- **Verilen Alıştırma 1**:
Aşağıdaki listede "watermark: gdz-reshebnik.org: [228, 303, 367, 321]" ifadesini içeren satırdan "watermark: gdz-reshebnik.org: [208, 519, 347, 537]" ifadesini içeren satıra kadar uzanan bölümü, her iki satır da dâhil olmak üzere hiçbir değişiklik yapmadan yeniden yazınız.

- **Okuma Parçası**:
○ ○ ○ ○ ○ ○ ○

9 Kasım 2013 Cumartesi

Sevgili Nuri




  Ben kişilik olarak bu adamı severdim. Onun Kuran meali, diyanet işleri'nkinden iyidir. Yorumsuz ve parantezsiz direk çeviridir. (bendeki 90'lardan kalan bir meal yenileri varsa bilmiyorum) Son 1-2 senedir ekranlarda olması ve özellikle saba tümer gibi bi medya maymununun programına çıkmasını önce anlamadım.
Sonra ''kimin programı olursa olsun kitlelere ulaşayım da önemli değil'' demiştir dedim ve yakaladığımda izledim. Dini ve din adına yapılan hurafeleri, insanları yanlış yönetenleri ateşli bi şekilde eleştirdi bu adam.
 
- Allah'ın sözlerini hep doğru, dürüst ve üzerine basa basa anlattı,
- İnsanların cübbeli sakallı ''misyoner ajanlar'' tarafından yanlış yönlendirildiğini ve dinden uzaklaştırdığını söyledi,
- Müslümanların dinlerinden farkında olmadan ''ceza-günah-ateş'' denilerek tiksindirildiğini çok güzel bi şekilde dile getirdi,
- Hiçbir dinde mezheplerin olmadığını, insan uydurması
olduğunu, insanları dinin içinde de bölüp parçalama metodlarından biri olduğunu anlattı,
- Bazen sinirlenip kendini övme, egosunu gösterme yoluna gittiğinde dahi söylediği doğrular nedeniyle görmezden gelindi.
- Face'de tweeter'da açılan gruplar çoğaldı, üye sayıları yüzbinleri buldu.

Ancak kısa süre önce ''reankarnasyon'' ile ilgili önceden hiç değinmediği açıklamalara başladı. Ve bu açıklamalara direkt olarak ''reankarnasyon vardır'' diyerek değil, azar azar dokundurarak ''bilemiyorum olabilir - mesela ben önceki hayatımı çok merak ediyorum'' gibi ''kısık ateşte yavaş kaynatmalar''a geçti.



Ve Nuri Öztürk bu konuya yoğunlukla kanser hastalığı tedavisinden sonra girmeye başlamıştır.

○ ○ ○ ○ ○ ○ ○

- **Bir derlemeden alınmış girdiler**:
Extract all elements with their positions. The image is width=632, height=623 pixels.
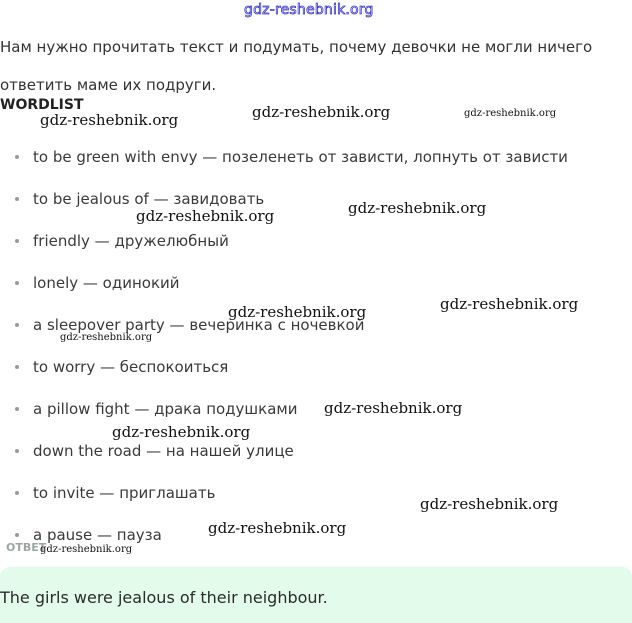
watermark: gdz-reshebnik.org: [228, 303, 367, 321]
list-item-text: to worry — беспокоиться: [33, 358, 229, 376]
site-watermark: gdz-reshebnik.org: [244, 2, 374, 18]
watermark: gdz-reshebnik.org: [112, 423, 251, 441]
list-item-text: to be jealous of — завидовать: [33, 190, 265, 208]
list-item-text: to be green with envy — позеленеть от зависти, лопнуть от зависти: [33, 148, 568, 166]
list-item-text: lonely — одинокий: [33, 274, 180, 292]
watermark: gdz-reshebnik.org: [208, 519, 347, 537]
watermark: gdz-reshebnik.org: [348, 199, 487, 217]
list-item-text: a sleepover party — вечеринка с ночевкой: [33, 316, 365, 334]
watermark: gdz-reshebnik.org: [252, 103, 391, 121]
bullet-icon: [15, 491, 19, 495]
task-text: [0, 28, 620, 104]
watermark: gdz-reshebnik.org: [60, 332, 153, 343]
task-line-1: Нам нужно прочитать текст и подумать, почему девочки не могли ничего: [0, 38, 593, 56]
watermark: gdz-reshebnik.org: [40, 544, 133, 555]
bullet-icon: [15, 407, 19, 411]
list-item-text: a pause — пауза: [33, 526, 162, 544]
list-item-text: a pillow fight — драка подушками: [33, 400, 298, 418]
watermark: gdz-reshebnik.org: [40, 111, 179, 129]
bullet-icon: [15, 365, 19, 369]
list-item: [0, 430, 568, 472]
watermark: gdz-reshebnik.org: [420, 495, 559, 513]
watermark: gdz-reshebnik.org: [136, 207, 275, 225]
wordlist-title: WORDLIST: [0, 97, 84, 113]
bullet-icon: [15, 281, 19, 285]
answer-label: ОТВЕТ: [6, 541, 47, 554]
list-item: [0, 136, 568, 178]
bullet-icon: [15, 155, 19, 159]
list-item-text: friendly — дружелюбный: [33, 232, 229, 250]
list-item: [0, 388, 568, 430]
bullet-icon: [15, 449, 19, 453]
watermark: gdz-reshebnik.org: [440, 295, 579, 313]
list-item-text: to invite — приглашать: [33, 484, 216, 502]
list-item-text: down the road — на нашей улице: [33, 442, 294, 460]
bullet-icon: [15, 239, 19, 243]
bullet-icon: [15, 323, 19, 327]
answer-text: The girls were jealous of their neighbour.: [0, 588, 328, 607]
watermark: gdz-reshebnik.org: [324, 399, 463, 417]
list-item: [0, 346, 568, 388]
bullet-icon: [15, 197, 19, 201]
watermark: gdz-reshebnik.org: [464, 108, 557, 119]
list-item: [0, 220, 568, 262]
bullet-icon: [15, 533, 19, 537]
task-line-2: ответить маме их подруги.: [0, 76, 217, 94]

○ ○ ○ ○ ○ ○ ○

- **Verilen Alıştırma 2**:
Okuma parçasına göre yazar, Nuri Öztürk'ün Kuran mealini hangi kurumun mealinden daha iyi bulmaktadır?

- **Yazılı Yanıt 1**:
watermark: gdz-reshebnik.org: [228, 303, 367, 321]
list-item-text: to worry — беспокоиться: [33, 358, 229, 376]
site-watermark: gdz-reshebnik.org: [244, 2, 374, 18]
watermark: gdz-reshebnik.org: [112, 423, 251, 441]
list-item-text: to be jealous of — завидовать: [33, 190, 265, 208]
list-item-text: to be green with envy — позеленеть от зависти, лопнуть от зависти: [33, 148, 568, 166]
list-item-text: lonely — одинокий: [33, 274, 180, 292]
watermark: gdz-reshebnik.org: [208, 519, 347, 537]

- **Yazılı Yanıt 2**:
Diyanet İşleri'nin mealinden.